Stated problem
From the entries below, copy every line where the string "stars" appears.

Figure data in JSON

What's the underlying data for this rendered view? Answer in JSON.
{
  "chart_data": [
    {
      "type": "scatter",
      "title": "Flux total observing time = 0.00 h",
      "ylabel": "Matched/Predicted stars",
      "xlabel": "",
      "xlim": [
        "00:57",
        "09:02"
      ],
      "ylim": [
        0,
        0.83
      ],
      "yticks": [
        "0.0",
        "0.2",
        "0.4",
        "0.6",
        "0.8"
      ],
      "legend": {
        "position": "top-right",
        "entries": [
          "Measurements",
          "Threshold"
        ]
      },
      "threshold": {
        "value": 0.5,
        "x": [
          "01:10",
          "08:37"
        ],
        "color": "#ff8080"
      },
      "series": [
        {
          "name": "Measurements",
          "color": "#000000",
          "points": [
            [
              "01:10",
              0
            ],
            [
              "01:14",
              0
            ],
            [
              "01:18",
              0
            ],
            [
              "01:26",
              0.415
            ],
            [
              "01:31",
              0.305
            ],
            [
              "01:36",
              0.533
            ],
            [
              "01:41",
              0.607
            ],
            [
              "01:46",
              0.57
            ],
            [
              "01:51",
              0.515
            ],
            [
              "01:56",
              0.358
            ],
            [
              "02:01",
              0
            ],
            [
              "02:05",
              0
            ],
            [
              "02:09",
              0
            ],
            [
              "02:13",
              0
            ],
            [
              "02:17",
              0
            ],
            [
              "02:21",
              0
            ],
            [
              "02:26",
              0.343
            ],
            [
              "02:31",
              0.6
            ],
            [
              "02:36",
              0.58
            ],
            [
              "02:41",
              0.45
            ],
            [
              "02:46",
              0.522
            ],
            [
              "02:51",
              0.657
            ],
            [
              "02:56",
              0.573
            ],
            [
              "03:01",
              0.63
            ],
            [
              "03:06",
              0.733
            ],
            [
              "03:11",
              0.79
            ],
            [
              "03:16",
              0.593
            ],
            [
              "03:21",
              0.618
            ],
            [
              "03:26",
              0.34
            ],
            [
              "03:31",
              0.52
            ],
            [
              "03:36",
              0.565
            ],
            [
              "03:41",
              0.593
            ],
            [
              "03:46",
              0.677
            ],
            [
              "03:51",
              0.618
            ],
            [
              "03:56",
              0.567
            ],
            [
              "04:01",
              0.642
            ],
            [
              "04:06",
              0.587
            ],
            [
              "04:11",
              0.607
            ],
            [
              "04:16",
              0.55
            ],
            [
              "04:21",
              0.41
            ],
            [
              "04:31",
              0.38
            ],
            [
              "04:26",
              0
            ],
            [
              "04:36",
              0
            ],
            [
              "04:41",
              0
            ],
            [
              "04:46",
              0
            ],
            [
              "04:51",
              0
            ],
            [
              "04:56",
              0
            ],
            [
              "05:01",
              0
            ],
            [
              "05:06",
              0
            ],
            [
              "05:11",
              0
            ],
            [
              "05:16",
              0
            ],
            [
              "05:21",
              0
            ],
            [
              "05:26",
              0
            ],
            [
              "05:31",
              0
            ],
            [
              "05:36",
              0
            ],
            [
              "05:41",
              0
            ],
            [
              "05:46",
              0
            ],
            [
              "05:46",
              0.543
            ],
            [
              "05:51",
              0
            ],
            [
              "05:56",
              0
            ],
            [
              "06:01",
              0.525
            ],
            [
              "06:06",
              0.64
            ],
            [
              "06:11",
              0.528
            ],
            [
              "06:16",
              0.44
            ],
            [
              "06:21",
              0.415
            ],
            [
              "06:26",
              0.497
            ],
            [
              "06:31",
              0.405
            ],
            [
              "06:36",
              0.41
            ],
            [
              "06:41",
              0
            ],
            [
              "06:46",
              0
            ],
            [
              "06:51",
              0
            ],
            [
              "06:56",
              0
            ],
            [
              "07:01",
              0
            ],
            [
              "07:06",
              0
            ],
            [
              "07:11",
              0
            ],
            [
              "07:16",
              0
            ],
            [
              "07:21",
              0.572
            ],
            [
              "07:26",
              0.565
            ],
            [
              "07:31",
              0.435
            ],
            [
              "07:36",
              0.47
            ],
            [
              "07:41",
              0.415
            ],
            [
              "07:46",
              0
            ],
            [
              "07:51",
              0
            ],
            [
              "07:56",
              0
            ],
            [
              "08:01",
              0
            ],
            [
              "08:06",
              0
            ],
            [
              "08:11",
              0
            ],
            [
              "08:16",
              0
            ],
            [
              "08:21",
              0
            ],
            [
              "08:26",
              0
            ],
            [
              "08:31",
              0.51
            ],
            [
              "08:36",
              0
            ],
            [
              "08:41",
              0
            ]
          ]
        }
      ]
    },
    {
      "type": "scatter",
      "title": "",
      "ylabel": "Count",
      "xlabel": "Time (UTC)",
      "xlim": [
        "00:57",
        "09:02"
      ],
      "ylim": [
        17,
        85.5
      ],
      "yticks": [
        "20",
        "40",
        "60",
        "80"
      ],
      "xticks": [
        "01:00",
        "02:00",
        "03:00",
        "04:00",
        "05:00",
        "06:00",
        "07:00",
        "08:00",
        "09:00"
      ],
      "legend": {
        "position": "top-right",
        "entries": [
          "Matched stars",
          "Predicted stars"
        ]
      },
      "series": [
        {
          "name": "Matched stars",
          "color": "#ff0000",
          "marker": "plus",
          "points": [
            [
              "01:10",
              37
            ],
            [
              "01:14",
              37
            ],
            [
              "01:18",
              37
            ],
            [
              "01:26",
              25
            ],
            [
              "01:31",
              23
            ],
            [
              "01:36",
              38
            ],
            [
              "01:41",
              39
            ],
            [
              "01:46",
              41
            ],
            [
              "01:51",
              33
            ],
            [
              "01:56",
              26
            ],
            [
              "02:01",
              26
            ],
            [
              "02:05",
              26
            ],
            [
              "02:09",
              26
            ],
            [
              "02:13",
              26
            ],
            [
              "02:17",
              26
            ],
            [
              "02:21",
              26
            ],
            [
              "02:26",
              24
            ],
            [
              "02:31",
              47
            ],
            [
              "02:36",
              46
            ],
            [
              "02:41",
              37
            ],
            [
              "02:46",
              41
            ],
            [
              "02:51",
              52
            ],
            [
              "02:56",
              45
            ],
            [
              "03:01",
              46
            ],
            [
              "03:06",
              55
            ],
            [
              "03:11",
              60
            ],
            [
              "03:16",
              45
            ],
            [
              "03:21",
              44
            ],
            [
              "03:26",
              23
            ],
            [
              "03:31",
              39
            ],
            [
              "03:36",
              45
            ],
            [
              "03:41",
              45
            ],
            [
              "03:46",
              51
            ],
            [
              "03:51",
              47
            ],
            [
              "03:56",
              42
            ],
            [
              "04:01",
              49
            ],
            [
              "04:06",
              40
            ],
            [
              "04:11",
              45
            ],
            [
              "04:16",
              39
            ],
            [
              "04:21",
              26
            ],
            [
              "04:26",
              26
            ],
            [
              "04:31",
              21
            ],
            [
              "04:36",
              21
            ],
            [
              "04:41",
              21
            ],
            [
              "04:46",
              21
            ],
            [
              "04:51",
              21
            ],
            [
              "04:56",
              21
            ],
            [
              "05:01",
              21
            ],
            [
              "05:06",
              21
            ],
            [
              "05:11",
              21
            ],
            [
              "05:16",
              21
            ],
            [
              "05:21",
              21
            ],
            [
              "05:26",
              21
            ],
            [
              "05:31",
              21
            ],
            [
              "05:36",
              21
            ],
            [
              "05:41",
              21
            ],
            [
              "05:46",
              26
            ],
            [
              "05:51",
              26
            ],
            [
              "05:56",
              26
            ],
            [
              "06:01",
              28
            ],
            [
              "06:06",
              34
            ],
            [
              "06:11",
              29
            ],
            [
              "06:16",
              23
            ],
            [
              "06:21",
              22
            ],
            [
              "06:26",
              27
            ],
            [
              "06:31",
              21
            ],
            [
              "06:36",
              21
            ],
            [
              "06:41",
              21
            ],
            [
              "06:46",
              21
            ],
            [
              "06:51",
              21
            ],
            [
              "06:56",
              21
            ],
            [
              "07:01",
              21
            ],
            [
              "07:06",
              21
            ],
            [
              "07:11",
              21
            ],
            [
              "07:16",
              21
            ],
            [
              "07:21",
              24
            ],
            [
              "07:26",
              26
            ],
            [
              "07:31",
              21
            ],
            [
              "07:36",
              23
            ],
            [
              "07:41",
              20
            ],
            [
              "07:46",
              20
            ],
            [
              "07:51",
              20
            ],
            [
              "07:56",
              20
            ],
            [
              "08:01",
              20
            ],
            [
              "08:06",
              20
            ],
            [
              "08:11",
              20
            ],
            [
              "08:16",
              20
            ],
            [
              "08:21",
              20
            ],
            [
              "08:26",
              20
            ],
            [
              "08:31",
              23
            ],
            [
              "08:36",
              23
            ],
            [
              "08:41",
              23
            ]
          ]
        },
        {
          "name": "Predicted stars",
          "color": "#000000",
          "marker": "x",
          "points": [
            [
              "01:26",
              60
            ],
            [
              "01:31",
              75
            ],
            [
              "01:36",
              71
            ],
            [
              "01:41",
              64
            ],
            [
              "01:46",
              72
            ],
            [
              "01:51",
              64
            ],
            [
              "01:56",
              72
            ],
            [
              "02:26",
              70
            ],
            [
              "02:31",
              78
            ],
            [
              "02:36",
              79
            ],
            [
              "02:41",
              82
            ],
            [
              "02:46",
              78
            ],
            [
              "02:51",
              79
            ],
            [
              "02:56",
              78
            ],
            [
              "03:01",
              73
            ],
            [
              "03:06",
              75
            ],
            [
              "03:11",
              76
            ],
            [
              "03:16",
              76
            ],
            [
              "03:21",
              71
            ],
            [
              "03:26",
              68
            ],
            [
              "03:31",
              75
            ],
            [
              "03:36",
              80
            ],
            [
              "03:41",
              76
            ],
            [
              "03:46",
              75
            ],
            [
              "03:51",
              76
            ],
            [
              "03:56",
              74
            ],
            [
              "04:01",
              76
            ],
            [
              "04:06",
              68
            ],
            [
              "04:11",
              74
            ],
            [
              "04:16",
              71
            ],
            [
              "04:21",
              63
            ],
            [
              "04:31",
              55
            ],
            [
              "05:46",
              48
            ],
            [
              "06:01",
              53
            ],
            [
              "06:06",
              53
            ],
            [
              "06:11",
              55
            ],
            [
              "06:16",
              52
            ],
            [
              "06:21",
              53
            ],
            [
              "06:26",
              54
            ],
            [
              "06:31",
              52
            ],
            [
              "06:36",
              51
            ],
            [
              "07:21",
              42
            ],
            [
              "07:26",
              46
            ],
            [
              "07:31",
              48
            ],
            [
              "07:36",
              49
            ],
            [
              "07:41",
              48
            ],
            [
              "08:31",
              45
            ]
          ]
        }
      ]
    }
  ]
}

Task answer
      "ylabel": "Matched/Predicted stars",
          "Matched stars",
          "Predicted stars"
          "name": "Matched stars",
          "name": "Predicted stars",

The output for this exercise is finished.